Data tied to figure images:
++++++
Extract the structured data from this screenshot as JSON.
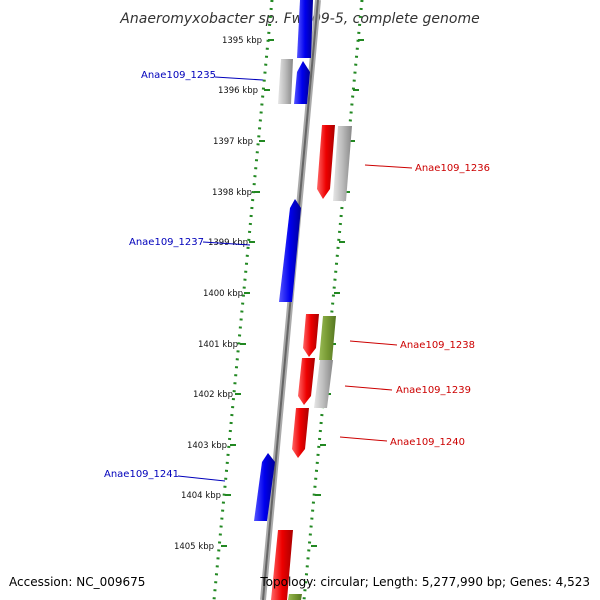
{
  "title": "Anaeromyxobacter sp. Fw109-5, complete genome",
  "footer": {
    "accession": "Accession: NC_009675",
    "topology": "Topology: circular; Length: 5,277,990 bp; Genes: 4,523"
  },
  "kbp_ticks": [
    "1395 kbp",
    "1396 kbp",
    "1397 kbp",
    "1398 kbp",
    "1399 kbp",
    "1400 kbp",
    "1401 kbp",
    "1402 kbp",
    "1403 kbp",
    "1404 kbp",
    "1405 kbp"
  ],
  "gene_labels": [
    {
      "text": "Anae109_1235",
      "strand": "minus"
    },
    {
      "text": "Anae109_1236",
      "strand": "plus"
    },
    {
      "text": "Anae109_1237",
      "strand": "minus"
    },
    {
      "text": "Anae109_1238",
      "strand": "plus"
    },
    {
      "text": "Anae109_1239",
      "strand": "plus"
    },
    {
      "text": "Anae109_1240",
      "strand": "plus"
    },
    {
      "text": "Anae109_1241",
      "strand": "minus"
    }
  ],
  "colors": {
    "minus_strand": "#0000ee",
    "plus_strand": "#ee0000",
    "rna_gray": "#bbbbbb",
    "other_green": "#779933",
    "backbone": "#888888",
    "dotted_track": "#228822",
    "label_minus": "#0000bb",
    "label_plus": "#cc0000"
  }
}
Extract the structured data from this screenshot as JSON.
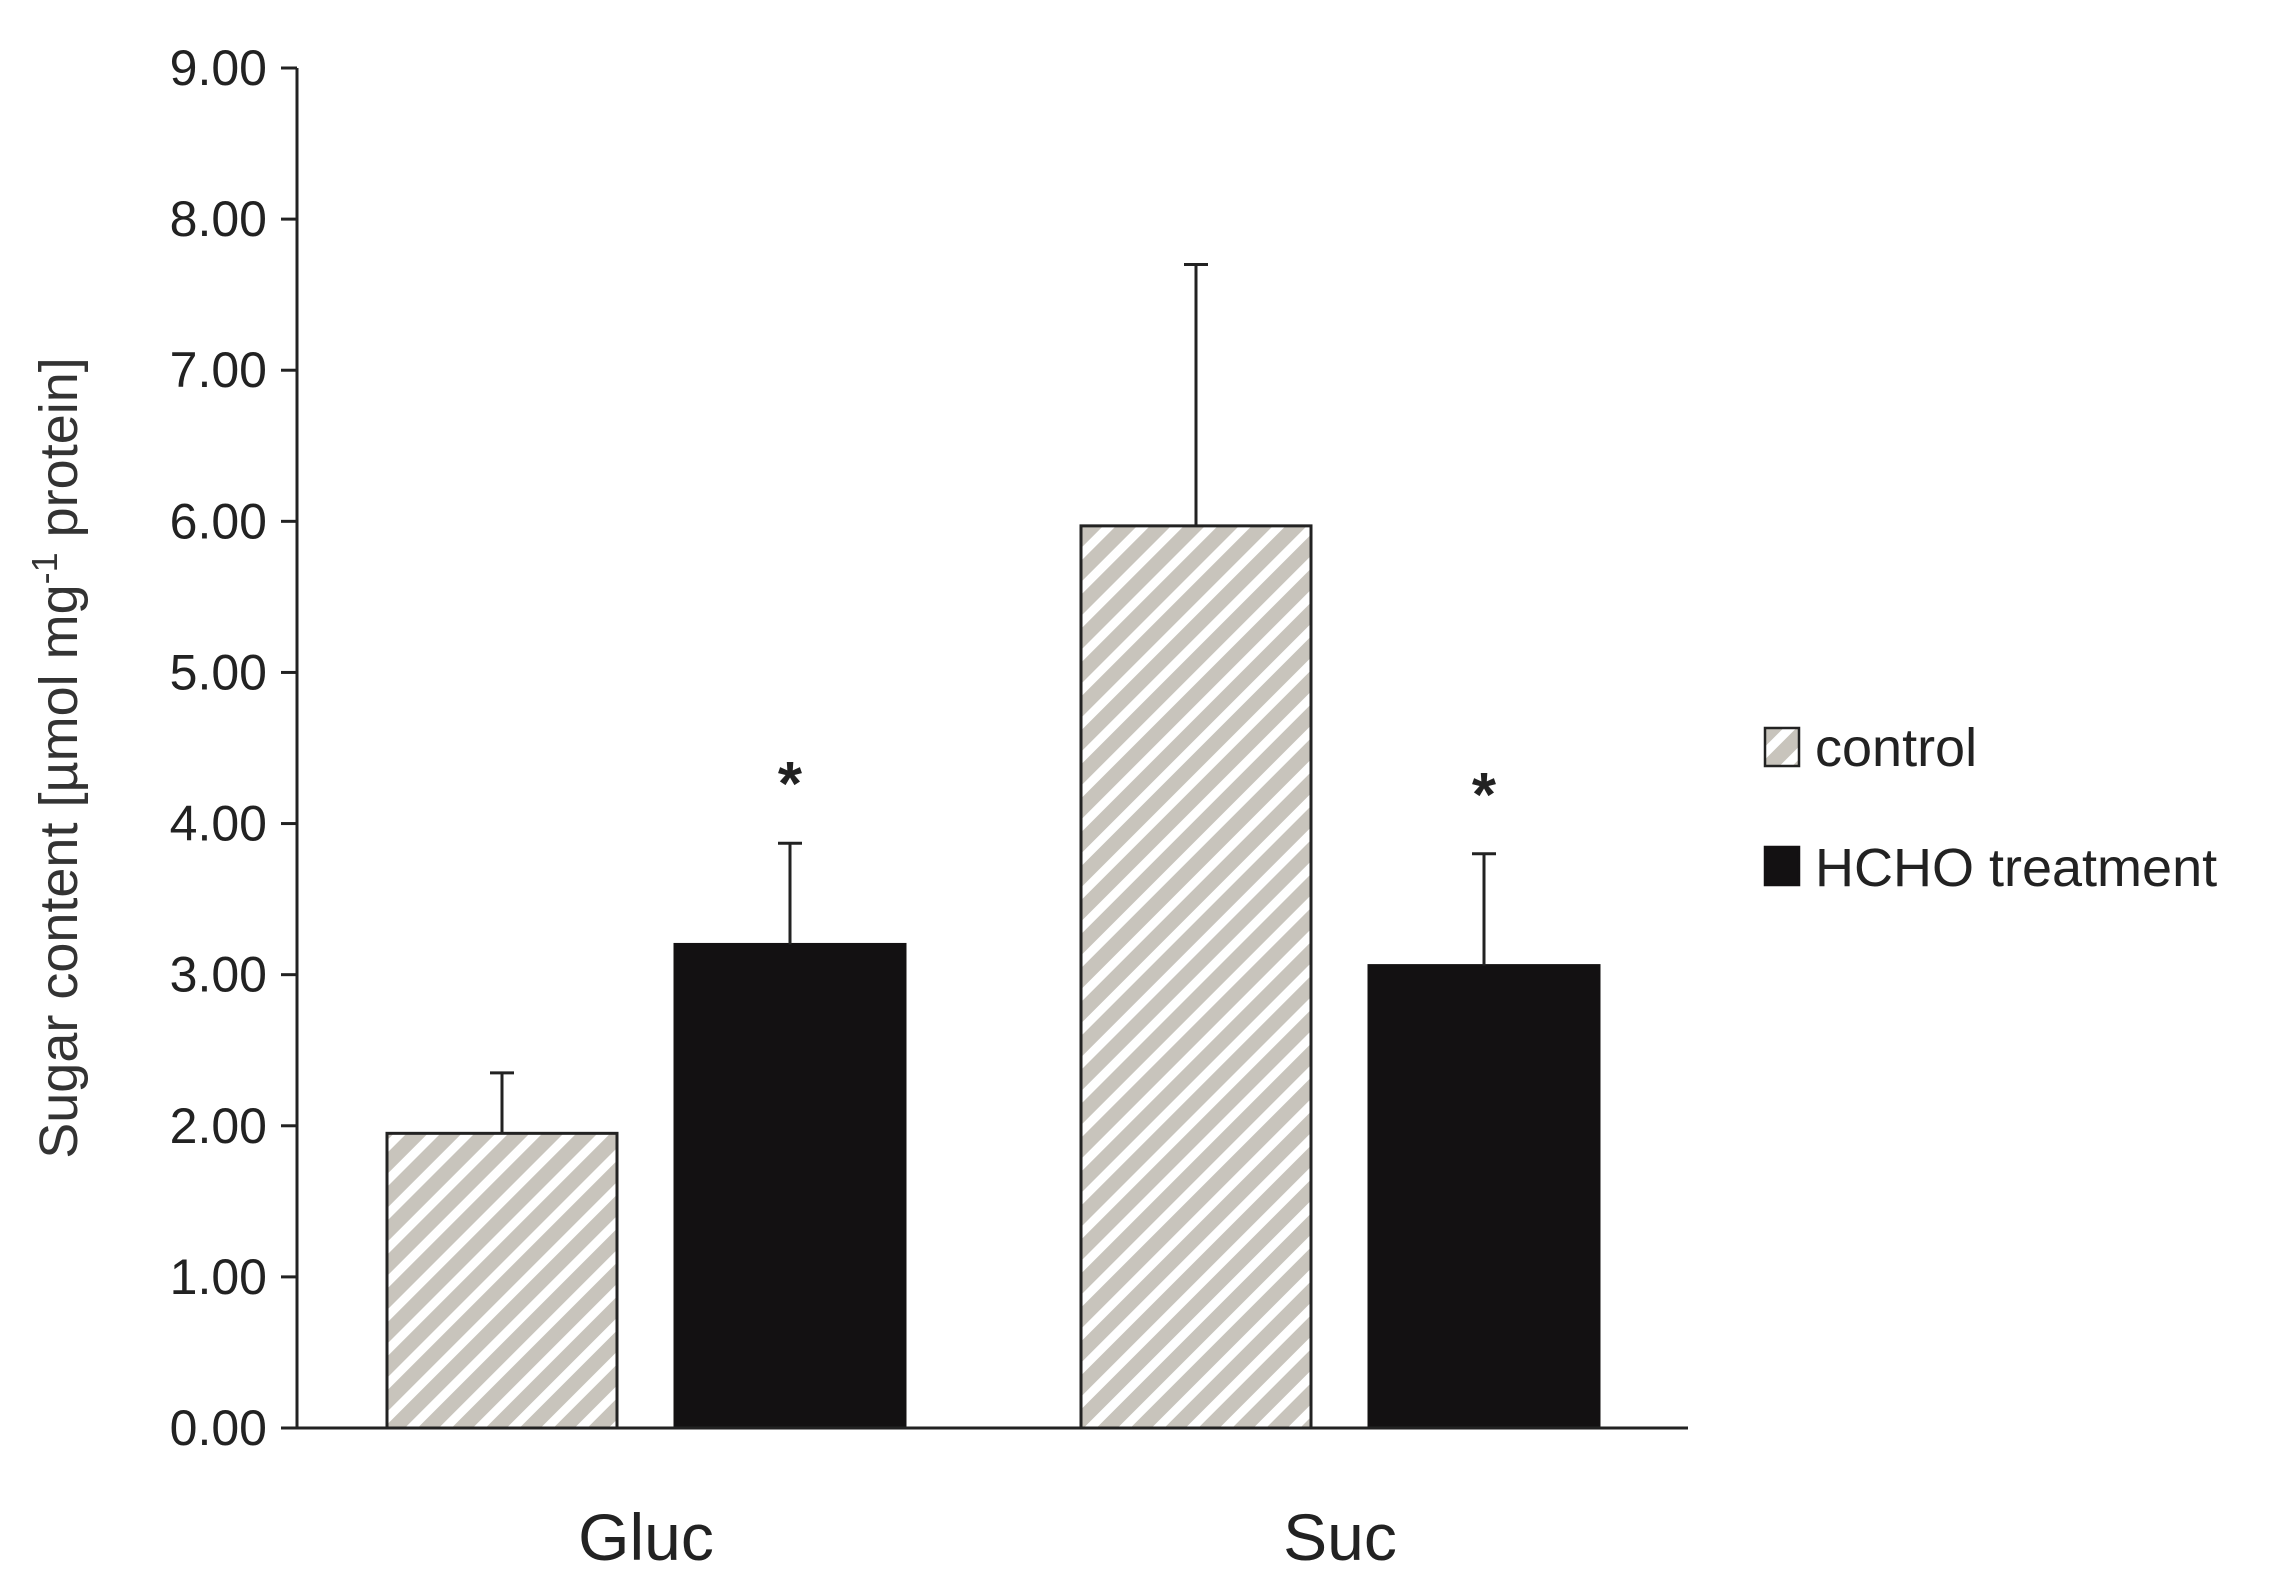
{
  "chart_data": {
    "type": "bar",
    "categories": [
      "Gluc",
      "Suc"
    ],
    "series": [
      {
        "name": "control",
        "values": [
          1.95,
          5.97
        ],
        "errors": [
          0.4,
          1.73
        ],
        "significance": [
          "",
          ""
        ],
        "color": "#c8c4bc",
        "pattern": "diagonal-hatch"
      },
      {
        "name": "HCHO treatment",
        "values": [
          3.2,
          3.06
        ],
        "errors": [
          0.67,
          0.74
        ],
        "significance": [
          "*",
          "*"
        ],
        "color": "#131112",
        "pattern": "solid"
      }
    ],
    "ylabel_main": "Sugar content [µmol mg",
    "ylabel_sup": "-1",
    "ylabel_tail": " protein]",
    "ylim": [
      0,
      9
    ],
    "yticks": [
      "0.00",
      "1.00",
      "2.00",
      "3.00",
      "4.00",
      "5.00",
      "6.00",
      "7.00",
      "8.00",
      "9.00"
    ],
    "grid": false,
    "legend_position": "right"
  }
}
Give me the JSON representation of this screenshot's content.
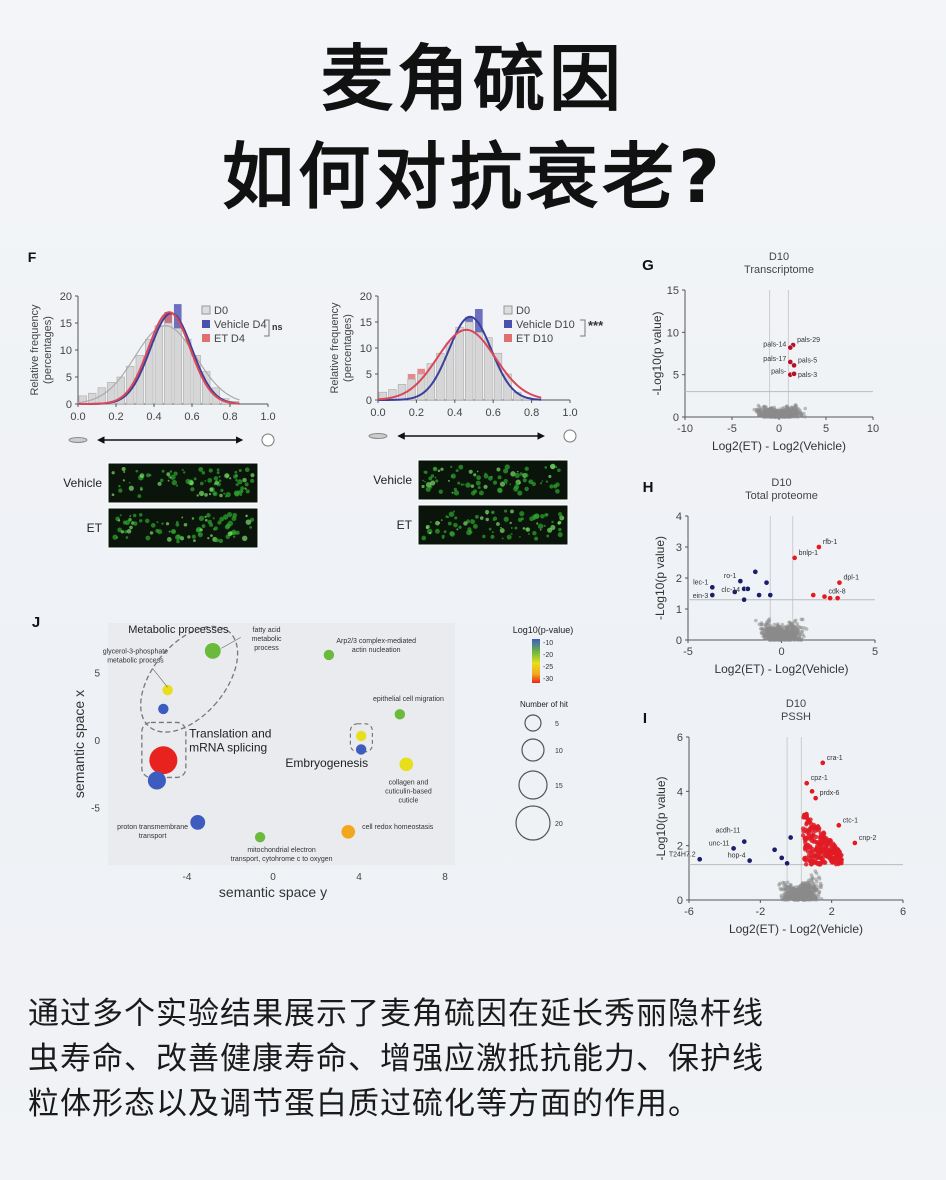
++++++
• Task goal
Before copying, set the pictures aside; then reproduce each entry above exactly.

• Answer to the problem
Extract the structured data from this screenshot as JSON.
{
  "title": "Anaeromyxobacter sp. Fw109-5, complete genome",
  "footer": {
    "accession": "Accession: NC_009675",
    "topology": "Topology: circular; Length: 5,277,990 bp; Genes: 4,523"
  },
  "kbp_ticks": [
    "1395 kbp",
    "1396 kbp",
    "1397 kbp",
    "1398 kbp",
    "1399 kbp",
    "1400 kbp",
    "1401 kbp",
    "1402 kbp",
    "1403 kbp",
    "1404 kbp",
    "1405 kbp"
  ],
  "gene_labels": [
    {
      "text": "Anae109_1235",
      "strand": "minus"
    },
    {
      "text": "Anae109_1236",
      "strand": "plus"
    },
    {
      "text": "Anae109_1237",
      "strand": "minus"
    },
    {
      "text": "Anae109_1238",
      "strand": "plus"
    },
    {
      "text": "Anae109_1239",
      "strand": "plus"
    },
    {
      "text": "Anae109_1240",
      "strand": "plus"
    },
    {
      "text": "Anae109_1241",
      "strand": "minus"
    }
  ],
  "colors": {
    "minus_strand": "#0000ee",
    "plus_strand": "#ee0000",
    "rna_gray": "#bbbbbb",
    "other_green": "#779933",
    "backbone": "#888888",
    "dotted_track": "#228822",
    "label_minus": "#0000bb",
    "label_plus": "#cc0000"
  }
}
Extract the structured data from this screenshot as JSON.
{
  "chart_data": {
    "type": "bar",
    "categories": [
      "Gluc",
      "Suc"
    ],
    "series": [
      {
        "name": "control",
        "values": [
          1.95,
          5.97
        ],
        "errors": [
          0.4,
          1.73
        ],
        "significance": [
          "",
          ""
        ],
        "color": "#c8c4bc",
        "pattern": "diagonal-hatch"
      },
      {
        "name": "HCHO treatment",
        "values": [
          3.2,
          3.06
        ],
        "errors": [
          0.67,
          0.74
        ],
        "significance": [
          "*",
          "*"
        ],
        "color": "#131112",
        "pattern": "solid"
      }
    ],
    "ylabel_main": "Sugar content [µmol mg",
    "ylabel_sup": "-1",
    "ylabel_tail": " protein]",
    "ylim": [
      0,
      9
    ],
    "yticks": [
      "0.00",
      "1.00",
      "2.00",
      "3.00",
      "4.00",
      "5.00",
      "6.00",
      "7.00",
      "8.00",
      "9.00"
    ],
    "grid": false,
    "legend_position": "right"
  }
}
Give me the JSON representation of this screenshot's content.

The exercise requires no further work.